Every entry below should be transcribed exactly; pictures stay out of the copy.

*-*-*

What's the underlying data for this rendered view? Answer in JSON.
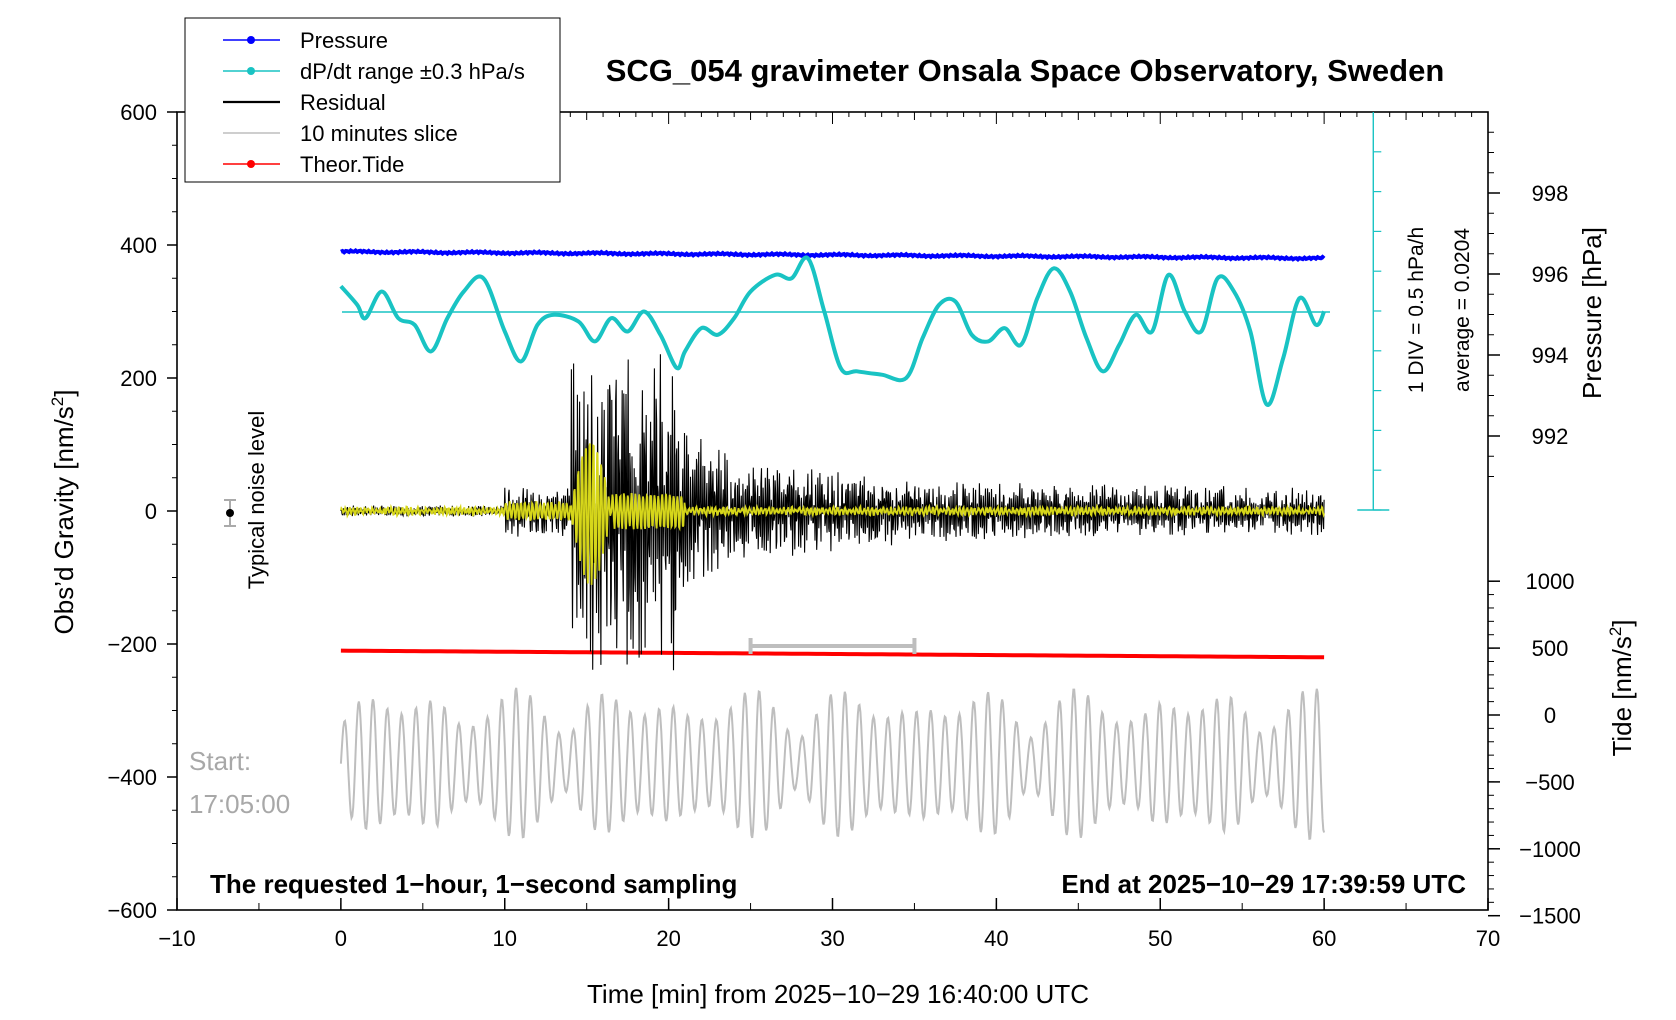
{
  "chart_data": {
    "type": "line",
    "title": "SCG_054 gravimeter Onsala Space Observatory, Sweden",
    "xlabel": "Time [min] from 2025−10−29 16:40:00 UTC",
    "ylabel": "Obs’d Gravity [nm/s",
    "ylabel_sup": "2",
    "ylabel_end": "]",
    "right_label_pressure": "Pressure [hPa]",
    "right_label_tide": "Tide [nm/s",
    "right_label_tide_sup": "2",
    "right_label_tide_end": "]",
    "xlim": [
      -10,
      70
    ],
    "ylim": [
      -600,
      600
    ],
    "x_ticks": [
      "−10",
      "0",
      "10",
      "20",
      "30",
      "40",
      "50",
      "60",
      "70"
    ],
    "x_tick_values": [
      -10,
      0,
      10,
      20,
      30,
      40,
      50,
      60,
      70
    ],
    "y_ticks": [
      "600",
      "400",
      "200",
      "0",
      "−200",
      "−400",
      "−600"
    ],
    "y_tick_values": [
      600,
      400,
      200,
      0,
      -200,
      -400,
      -600
    ],
    "pressure_ticks": [
      "998",
      "996",
      "994",
      "992"
    ],
    "pressure_tick_values": [
      998,
      996,
      994,
      992
    ],
    "tide_ticks": [
      "1000",
      "500",
      "0",
      "−500",
      "−1000",
      "−1500"
    ],
    "tide_tick_values": [
      1000,
      500,
      0,
      -500,
      -1000,
      -1500
    ],
    "legend_position": "top-left",
    "legend": [
      {
        "name": "Pressure",
        "color": "#0000ff",
        "marker": true
      },
      {
        "name": "dP/dt range ±0.3 hPa/s",
        "color": "#19c3c3",
        "marker": true
      },
      {
        "name": "Residual",
        "color": "#000000",
        "marker": false
      },
      {
        "name": "10 minutes slice",
        "color": "#bebebe",
        "marker": false
      },
      {
        "name": "Theor.Tide",
        "color": "#ff0000",
        "marker": true
      }
    ],
    "dpdt_scale_label_1": "1 DIV = 0.5 hPa/h",
    "dpdt_scale_label_2": "average = 0.0204",
    "noise_label": "Typical noise level",
    "start_label_1": "Start:",
    "start_label_2": "17:05:00",
    "footer_left": "The requested 1−hour, 1−second sampling",
    "footer_right": "End at 2025−10−29 17:39:59 UTC",
    "slice_window_minutes": [
      25,
      35
    ],
    "series": [
      {
        "name": "Pressure",
        "x_range": [
          0,
          60
        ],
        "y_gravity_axis_start": 390,
        "y_gravity_axis_end": 380
      },
      {
        "name": "Theor.Tide",
        "x_range": [
          0,
          60
        ],
        "y_gravity_axis_start": -210,
        "y_gravity_axis_end": -220
      },
      {
        "name": "dP/dt range ±0.3 hPa/s",
        "x": [
          0,
          1,
          1.5,
          2.5,
          3.5,
          4.5,
          5.5,
          6.5,
          7.5,
          8.7,
          10,
          11,
          12,
          13,
          14.5,
          15.5,
          16.5,
          17.5,
          18.5,
          19.5,
          20.5,
          21,
          22,
          23,
          24,
          25,
          26.5,
          27.5,
          28.5,
          29.5,
          30.5,
          31.5,
          33,
          34.5,
          35.5,
          36.5,
          37.5,
          38.5,
          39.5,
          40.5,
          41.5,
          42.5,
          43.5,
          44.5,
          45.5,
          46.5,
          47.5,
          48.5,
          49.5,
          50.5,
          51.5,
          52.5,
          53.5,
          54.5,
          55.5,
          56.5,
          57.5,
          58.5,
          59.5,
          60
        ],
        "y": [
          338,
          310,
          290,
          330,
          290,
          280,
          240,
          290,
          330,
          350,
          270,
          225,
          280,
          295,
          285,
          255,
          290,
          270,
          300,
          265,
          215,
          240,
          275,
          265,
          290,
          330,
          355,
          350,
          380,
          300,
          215,
          210,
          205,
          200,
          260,
          310,
          315,
          265,
          255,
          275,
          250,
          320,
          365,
          330,
          260,
          210,
          250,
          295,
          270,
          355,
          300,
          270,
          350,
          330,
          270,
          160,
          230,
          320,
          280,
          300
        ]
      }
    ]
  }
}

*-*-*

Response below:
What's the underlying data for this rendered view? Answer in JSON.
{
  "chart_data": {
    "type": "line",
    "title": "SCG_054 gravimeter Onsala Space Observatory, Sweden",
    "xlabel": "Time [min] from 2025−10−29 16:40:00 UTC",
    "ylabel": "Obs’d Gravity [nm/s",
    "ylabel_sup": "2",
    "ylabel_end": "]",
    "right_label_pressure": "Pressure [hPa]",
    "right_label_tide": "Tide [nm/s",
    "right_label_tide_sup": "2",
    "right_label_tide_end": "]",
    "xlim": [
      -10,
      70
    ],
    "ylim": [
      -600,
      600
    ],
    "x_ticks": [
      "−10",
      "0",
      "10",
      "20",
      "30",
      "40",
      "50",
      "60",
      "70"
    ],
    "x_tick_values": [
      -10,
      0,
      10,
      20,
      30,
      40,
      50,
      60,
      70
    ],
    "y_ticks": [
      "600",
      "400",
      "200",
      "0",
      "−200",
      "−400",
      "−600"
    ],
    "y_tick_values": [
      600,
      400,
      200,
      0,
      -200,
      -400,
      -600
    ],
    "pressure_ticks": [
      "998",
      "996",
      "994",
      "992"
    ],
    "pressure_tick_values": [
      998,
      996,
      994,
      992
    ],
    "tide_ticks": [
      "1000",
      "500",
      "0",
      "−500",
      "−1000",
      "−1500"
    ],
    "tide_tick_values": [
      1000,
      500,
      0,
      -500,
      -1000,
      -1500
    ],
    "legend_position": "top-left",
    "legend": [
      {
        "name": "Pressure",
        "color": "#0000ff",
        "marker": true
      },
      {
        "name": "dP/dt range ±0.3 hPa/s",
        "color": "#19c3c3",
        "marker": true
      },
      {
        "name": "Residual",
        "color": "#000000",
        "marker": false
      },
      {
        "name": "10 minutes slice",
        "color": "#bebebe",
        "marker": false
      },
      {
        "name": "Theor.Tide",
        "color": "#ff0000",
        "marker": true
      }
    ],
    "dpdt_scale_label_1": "1 DIV = 0.5 hPa/h",
    "dpdt_scale_label_2": "average = 0.0204",
    "noise_label": "Typical noise level",
    "start_label_1": "Start:",
    "start_label_2": "17:05:00",
    "footer_left": "The requested 1−hour, 1−second sampling",
    "footer_right": "End at 2025−10−29 17:39:59 UTC",
    "slice_window_minutes": [
      25,
      35
    ],
    "series": [
      {
        "name": "Pressure",
        "x_range": [
          0,
          60
        ],
        "y_gravity_axis_start": 390,
        "y_gravity_axis_end": 380
      },
      {
        "name": "Theor.Tide",
        "x_range": [
          0,
          60
        ],
        "y_gravity_axis_start": -210,
        "y_gravity_axis_end": -220
      },
      {
        "name": "dP/dt range ±0.3 hPa/s",
        "x": [
          0,
          1,
          1.5,
          2.5,
          3.5,
          4.5,
          5.5,
          6.5,
          7.5,
          8.7,
          10,
          11,
          12,
          13,
          14.5,
          15.5,
          16.5,
          17.5,
          18.5,
          19.5,
          20.5,
          21,
          22,
          23,
          24,
          25,
          26.5,
          27.5,
          28.5,
          29.5,
          30.5,
          31.5,
          33,
          34.5,
          35.5,
          36.5,
          37.5,
          38.5,
          39.5,
          40.5,
          41.5,
          42.5,
          43.5,
          44.5,
          45.5,
          46.5,
          47.5,
          48.5,
          49.5,
          50.5,
          51.5,
          52.5,
          53.5,
          54.5,
          55.5,
          56.5,
          57.5,
          58.5,
          59.5,
          60
        ],
        "y": [
          338,
          310,
          290,
          330,
          290,
          280,
          240,
          290,
          330,
          350,
          270,
          225,
          280,
          295,
          285,
          255,
          290,
          270,
          300,
          265,
          215,
          240,
          275,
          265,
          290,
          330,
          355,
          350,
          380,
          300,
          215,
          210,
          205,
          200,
          260,
          310,
          315,
          265,
          255,
          275,
          250,
          320,
          365,
          330,
          260,
          210,
          250,
          295,
          270,
          355,
          300,
          270,
          350,
          330,
          270,
          160,
          230,
          320,
          280,
          300
        ]
      }
    ]
  }
}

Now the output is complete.